Retype the material that follows, keeping every word as it is.

** Start ENTRIES SUPPLIED **

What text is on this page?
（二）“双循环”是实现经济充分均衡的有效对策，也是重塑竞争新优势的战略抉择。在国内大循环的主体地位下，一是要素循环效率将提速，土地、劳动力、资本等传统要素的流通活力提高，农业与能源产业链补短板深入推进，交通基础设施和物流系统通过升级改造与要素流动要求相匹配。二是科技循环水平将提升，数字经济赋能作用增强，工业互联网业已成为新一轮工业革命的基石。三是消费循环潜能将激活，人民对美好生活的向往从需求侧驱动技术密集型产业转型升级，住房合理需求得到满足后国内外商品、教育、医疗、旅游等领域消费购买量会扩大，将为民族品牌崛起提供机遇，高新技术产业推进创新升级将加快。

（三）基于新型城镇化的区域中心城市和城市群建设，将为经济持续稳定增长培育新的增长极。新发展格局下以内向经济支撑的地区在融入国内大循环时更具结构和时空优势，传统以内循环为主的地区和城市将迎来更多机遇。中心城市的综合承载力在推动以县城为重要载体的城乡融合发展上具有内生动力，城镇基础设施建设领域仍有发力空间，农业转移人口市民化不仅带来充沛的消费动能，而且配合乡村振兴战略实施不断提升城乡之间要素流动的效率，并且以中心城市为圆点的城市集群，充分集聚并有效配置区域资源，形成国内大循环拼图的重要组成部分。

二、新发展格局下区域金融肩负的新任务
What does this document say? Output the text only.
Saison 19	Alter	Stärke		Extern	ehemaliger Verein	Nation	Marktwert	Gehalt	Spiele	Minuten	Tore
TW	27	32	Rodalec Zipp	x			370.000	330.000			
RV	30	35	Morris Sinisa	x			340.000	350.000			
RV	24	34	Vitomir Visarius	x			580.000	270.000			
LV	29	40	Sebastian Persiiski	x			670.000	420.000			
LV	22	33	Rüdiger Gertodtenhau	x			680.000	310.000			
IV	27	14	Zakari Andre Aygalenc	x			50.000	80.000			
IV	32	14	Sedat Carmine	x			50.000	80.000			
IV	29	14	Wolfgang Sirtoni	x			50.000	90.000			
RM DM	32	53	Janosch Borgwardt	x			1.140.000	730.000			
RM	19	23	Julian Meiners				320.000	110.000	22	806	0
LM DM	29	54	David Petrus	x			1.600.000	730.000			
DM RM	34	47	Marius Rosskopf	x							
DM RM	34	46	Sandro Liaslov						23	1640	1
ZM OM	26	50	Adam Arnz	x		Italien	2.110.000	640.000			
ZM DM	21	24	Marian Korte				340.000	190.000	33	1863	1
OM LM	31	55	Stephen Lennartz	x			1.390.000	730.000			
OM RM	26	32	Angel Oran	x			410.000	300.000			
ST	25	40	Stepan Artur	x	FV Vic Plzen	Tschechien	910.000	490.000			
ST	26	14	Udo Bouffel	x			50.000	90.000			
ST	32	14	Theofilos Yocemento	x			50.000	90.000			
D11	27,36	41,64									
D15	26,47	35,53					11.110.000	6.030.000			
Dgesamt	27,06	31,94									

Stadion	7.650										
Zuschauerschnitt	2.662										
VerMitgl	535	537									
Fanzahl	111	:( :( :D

** End ENTRIES SUPPLIED **

▶ REPLY TO THE EXERCISE
What text is on this page?
（二）“双循环”是实现经济充分均衡的有效对策，也是重塑竞争新优势的战略抉择。在国内大循环的主体地位下，一是要素循环效率将提速，土地、劳动力、资本等传统要素的流通活力提高，农业与能源产业链补短板深入推进，交通基础设施和物流系统通过升级改造与要素流动要求相匹配。二是科技循环水平将提升，数字经济赋能作用增强，工业互联网业已成为新一轮工业革命的基石。三是消费循环潜能将激活，人民对美好生活的向往从需求侧驱动技术密集型产业转型升级，住房合理需求得到满足后国内外商品、教育、医疗、旅游等领域消费购买量会扩大，将为民族品牌崛起提供机遇，高新技术产业推进创新升级将加快。

（三）基于新型城镇化的区域中心城市和城市群建设，将为经济持续稳定增长培育新的增长极。新发展格局下以内向经济支撑的地区在融入国内大循环时更具结构和时空优势，传统以内循环为主的地区和城市将迎来更多机遇。中心城市的综合承载力在推动以县城为重要载体的城乡融合发展上具有内生动力，城镇基础设施建设领域仍有发力空间，农业转移人口市民化不仅带来充沛的消费动能，而且配合乡村振兴战略实施不断提升城乡之间要素流动的效率，并且以中心城市为圆点的城市集群，充分集聚并有效配置区域资源，形成国内大循环拼图的重要组成部分。

二、新发展格局下区域金融肩负的新任务
What does this document say? Output the text only.
Saison 19	Alter	Stärke		Extern	ehemaliger Verein	Nation	Marktwert	Gehalt	Spiele	Minuten	Tore
TW	27	32	Rodalec Zipp	x			370.000	330.000			
RV	30	35	Morris Sinisa	x			340.000	350.000			
RV	24	34	Vitomir Visarius	x			580.000	270.000			
LV	29	40	Sebastian Persiiski	x			670.000	420.000			
LV	22	33	Rüdiger Gertodtenhau	x			680.000	310.000			
IV	27	14	Zakari Andre Aygalenc	x			50.000	80.000			
IV	32	14	Sedat Carmine	x			50.000	80.000			
IV	29	14	Wolfgang Sirtoni	x			50.000	90.000			
RM DM	32	53	Janosch Borgwardt	x			1.140.000	730.000			
RM	19	23	Julian Meiners				320.000	110.000	22	806	0
LM DM	29	54	David Petrus	x			1.600.000	730.000			
DM RM	34	47	Marius Rosskopf	x							
DM RM	34	46	Sandro Liaslov						23	1640	1
ZM OM	26	50	Adam Arnz	x		Italien	2.110.000	640.000			
ZM DM	21	24	Marian Korte				340.000	190.000	33	1863	1
OM LM	31	55	Stephen Lennartz	x			1.390.000	730.000			
OM RM	26	32	Angel Oran	x			410.000	300.000			
ST	25	40	Stepan Artur	x	FV Vic Plzen	Tschechien	910.000	490.000			
ST	26	14	Udo Bouffel	x			50.000	90.000			
ST	32	14	Theofilos Yocemento	x			50.000	90.000			
D11	27,36	41,64									
D15	26,47	35,53					11.110.000	6.030.000			
Dgesamt	27,06	31,94									

Stadion	7.650										
Zuschauerschnitt	2.662										
VerMitgl	535	537									
Fanzahl	111	:( :( :D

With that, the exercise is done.